What you are asked to do: Return all lines where the word "Caribe" can be found.

Given data:
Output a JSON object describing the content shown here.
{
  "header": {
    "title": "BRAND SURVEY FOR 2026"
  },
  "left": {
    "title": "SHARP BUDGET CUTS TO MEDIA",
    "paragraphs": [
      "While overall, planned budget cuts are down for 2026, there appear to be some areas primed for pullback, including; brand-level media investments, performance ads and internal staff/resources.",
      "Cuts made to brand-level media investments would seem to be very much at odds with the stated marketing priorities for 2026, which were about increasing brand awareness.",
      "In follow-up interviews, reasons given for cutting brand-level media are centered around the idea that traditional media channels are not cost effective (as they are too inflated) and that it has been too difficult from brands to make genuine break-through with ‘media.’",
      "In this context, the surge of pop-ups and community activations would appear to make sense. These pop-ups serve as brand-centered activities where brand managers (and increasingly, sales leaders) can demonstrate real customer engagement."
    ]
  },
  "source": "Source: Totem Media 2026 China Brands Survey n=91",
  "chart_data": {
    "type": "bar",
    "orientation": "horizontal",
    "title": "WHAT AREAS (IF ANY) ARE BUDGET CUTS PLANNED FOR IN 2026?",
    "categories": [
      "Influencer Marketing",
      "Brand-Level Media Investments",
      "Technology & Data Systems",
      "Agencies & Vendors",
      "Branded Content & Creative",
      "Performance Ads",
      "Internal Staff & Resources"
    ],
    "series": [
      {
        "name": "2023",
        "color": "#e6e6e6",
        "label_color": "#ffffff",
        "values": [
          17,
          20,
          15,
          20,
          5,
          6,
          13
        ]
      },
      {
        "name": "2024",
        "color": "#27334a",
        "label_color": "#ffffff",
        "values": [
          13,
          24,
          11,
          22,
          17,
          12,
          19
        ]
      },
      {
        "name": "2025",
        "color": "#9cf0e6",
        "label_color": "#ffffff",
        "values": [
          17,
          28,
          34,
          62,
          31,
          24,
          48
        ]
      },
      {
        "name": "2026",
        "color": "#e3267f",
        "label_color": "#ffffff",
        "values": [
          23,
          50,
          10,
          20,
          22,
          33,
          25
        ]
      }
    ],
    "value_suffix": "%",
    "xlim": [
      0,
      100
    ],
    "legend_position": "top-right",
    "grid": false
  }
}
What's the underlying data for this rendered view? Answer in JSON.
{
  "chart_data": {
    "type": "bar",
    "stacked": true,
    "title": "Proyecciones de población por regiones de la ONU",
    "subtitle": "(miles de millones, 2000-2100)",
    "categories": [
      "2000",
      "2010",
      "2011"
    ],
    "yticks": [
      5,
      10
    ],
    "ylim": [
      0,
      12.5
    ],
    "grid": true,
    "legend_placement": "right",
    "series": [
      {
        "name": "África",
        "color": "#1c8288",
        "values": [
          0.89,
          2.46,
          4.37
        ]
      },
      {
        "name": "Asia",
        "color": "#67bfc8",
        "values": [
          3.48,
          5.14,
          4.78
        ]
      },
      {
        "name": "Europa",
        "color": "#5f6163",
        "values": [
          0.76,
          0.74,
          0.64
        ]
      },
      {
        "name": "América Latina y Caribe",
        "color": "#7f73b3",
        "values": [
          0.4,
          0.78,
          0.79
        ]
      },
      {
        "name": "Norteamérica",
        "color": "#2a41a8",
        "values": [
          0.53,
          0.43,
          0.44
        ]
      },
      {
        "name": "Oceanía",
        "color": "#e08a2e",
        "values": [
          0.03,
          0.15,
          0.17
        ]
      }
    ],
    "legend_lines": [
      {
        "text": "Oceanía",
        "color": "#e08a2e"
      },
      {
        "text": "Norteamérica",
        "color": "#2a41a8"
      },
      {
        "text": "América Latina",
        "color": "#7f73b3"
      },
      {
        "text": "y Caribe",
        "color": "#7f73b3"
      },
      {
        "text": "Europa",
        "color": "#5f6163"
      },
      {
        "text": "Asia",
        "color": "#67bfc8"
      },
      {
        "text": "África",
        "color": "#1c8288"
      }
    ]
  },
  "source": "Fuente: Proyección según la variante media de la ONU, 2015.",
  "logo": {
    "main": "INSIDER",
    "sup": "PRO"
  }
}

Complete response:
        "name": "América Latina y Caribe",
        "text": "y Caribe",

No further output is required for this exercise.